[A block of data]
============

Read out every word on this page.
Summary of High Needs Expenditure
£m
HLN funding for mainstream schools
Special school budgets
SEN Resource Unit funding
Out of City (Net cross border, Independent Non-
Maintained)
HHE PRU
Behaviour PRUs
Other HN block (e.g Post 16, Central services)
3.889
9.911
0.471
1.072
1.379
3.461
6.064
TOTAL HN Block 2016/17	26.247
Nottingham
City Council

============

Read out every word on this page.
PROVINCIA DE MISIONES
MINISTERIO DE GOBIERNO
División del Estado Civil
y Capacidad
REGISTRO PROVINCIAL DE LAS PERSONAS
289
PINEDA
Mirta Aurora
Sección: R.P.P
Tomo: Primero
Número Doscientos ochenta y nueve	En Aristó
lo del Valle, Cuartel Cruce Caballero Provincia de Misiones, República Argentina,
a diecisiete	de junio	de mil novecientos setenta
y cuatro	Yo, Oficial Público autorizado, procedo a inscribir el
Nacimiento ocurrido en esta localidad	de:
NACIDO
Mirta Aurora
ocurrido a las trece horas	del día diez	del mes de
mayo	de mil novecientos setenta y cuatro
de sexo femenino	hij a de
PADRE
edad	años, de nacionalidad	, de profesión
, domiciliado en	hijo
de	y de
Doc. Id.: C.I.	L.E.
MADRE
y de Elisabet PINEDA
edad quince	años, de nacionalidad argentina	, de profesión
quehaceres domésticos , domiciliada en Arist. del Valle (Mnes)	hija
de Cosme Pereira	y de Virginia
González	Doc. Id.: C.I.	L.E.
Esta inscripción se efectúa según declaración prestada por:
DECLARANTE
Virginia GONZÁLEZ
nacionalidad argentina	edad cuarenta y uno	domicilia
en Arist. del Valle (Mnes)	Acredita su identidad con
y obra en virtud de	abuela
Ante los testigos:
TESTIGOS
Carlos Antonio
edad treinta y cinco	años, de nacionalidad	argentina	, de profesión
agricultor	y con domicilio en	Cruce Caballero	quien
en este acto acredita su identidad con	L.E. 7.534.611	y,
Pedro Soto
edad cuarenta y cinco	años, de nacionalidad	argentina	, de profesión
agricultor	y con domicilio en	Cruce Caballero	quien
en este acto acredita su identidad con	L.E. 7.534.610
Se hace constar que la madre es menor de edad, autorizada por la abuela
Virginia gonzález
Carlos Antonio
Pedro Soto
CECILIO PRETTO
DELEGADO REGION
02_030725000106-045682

============

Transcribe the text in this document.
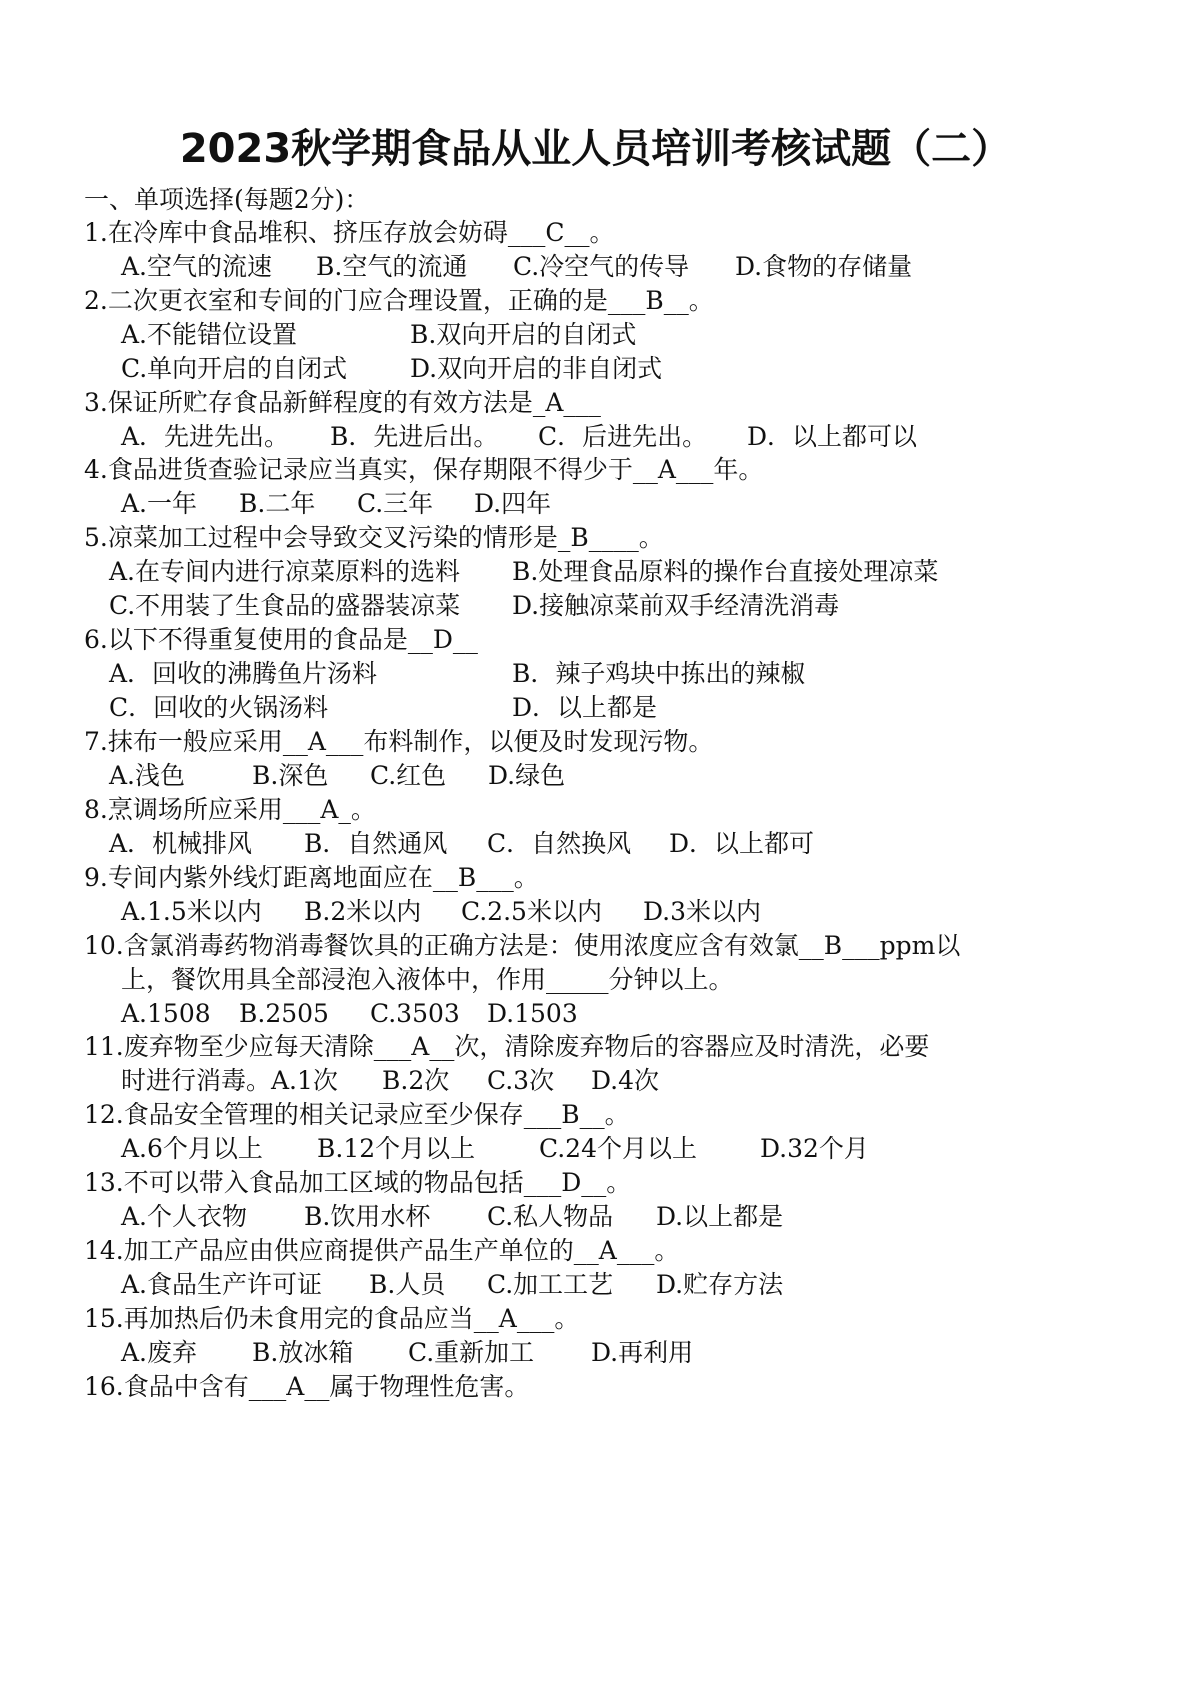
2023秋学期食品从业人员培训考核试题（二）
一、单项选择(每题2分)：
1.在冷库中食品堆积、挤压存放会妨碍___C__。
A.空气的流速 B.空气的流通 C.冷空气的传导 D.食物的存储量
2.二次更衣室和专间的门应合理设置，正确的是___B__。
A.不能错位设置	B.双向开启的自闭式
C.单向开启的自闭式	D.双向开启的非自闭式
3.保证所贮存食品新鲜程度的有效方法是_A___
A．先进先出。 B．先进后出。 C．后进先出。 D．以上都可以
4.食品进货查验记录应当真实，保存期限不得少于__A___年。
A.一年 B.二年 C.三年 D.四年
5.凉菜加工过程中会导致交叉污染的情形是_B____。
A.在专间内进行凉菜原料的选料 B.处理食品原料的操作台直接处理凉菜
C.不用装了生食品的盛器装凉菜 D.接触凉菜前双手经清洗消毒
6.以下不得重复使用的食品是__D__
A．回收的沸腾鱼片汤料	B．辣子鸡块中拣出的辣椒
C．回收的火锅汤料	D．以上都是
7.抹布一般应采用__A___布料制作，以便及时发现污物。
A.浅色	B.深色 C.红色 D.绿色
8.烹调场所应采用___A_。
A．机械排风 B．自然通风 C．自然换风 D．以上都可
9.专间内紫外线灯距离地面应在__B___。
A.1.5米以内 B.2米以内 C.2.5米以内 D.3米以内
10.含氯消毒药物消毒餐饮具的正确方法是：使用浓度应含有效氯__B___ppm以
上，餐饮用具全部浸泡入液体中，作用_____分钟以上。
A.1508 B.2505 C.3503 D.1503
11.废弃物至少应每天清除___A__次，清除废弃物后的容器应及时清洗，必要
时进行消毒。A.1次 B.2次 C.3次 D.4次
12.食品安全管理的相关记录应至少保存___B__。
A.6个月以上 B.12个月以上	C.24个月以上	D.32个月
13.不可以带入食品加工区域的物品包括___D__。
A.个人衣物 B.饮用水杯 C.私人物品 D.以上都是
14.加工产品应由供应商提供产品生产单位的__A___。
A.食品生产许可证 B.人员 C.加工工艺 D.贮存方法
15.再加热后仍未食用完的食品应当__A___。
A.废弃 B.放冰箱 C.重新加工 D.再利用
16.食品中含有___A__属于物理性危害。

============

■ **Work instructions**
In the records above, locate each line with the word "abuela". Copy all such lines.

■ **Full answer**
y obra en virtud de	abuela
Se hace constar que la madre es menor de edad, autorizada por la abuela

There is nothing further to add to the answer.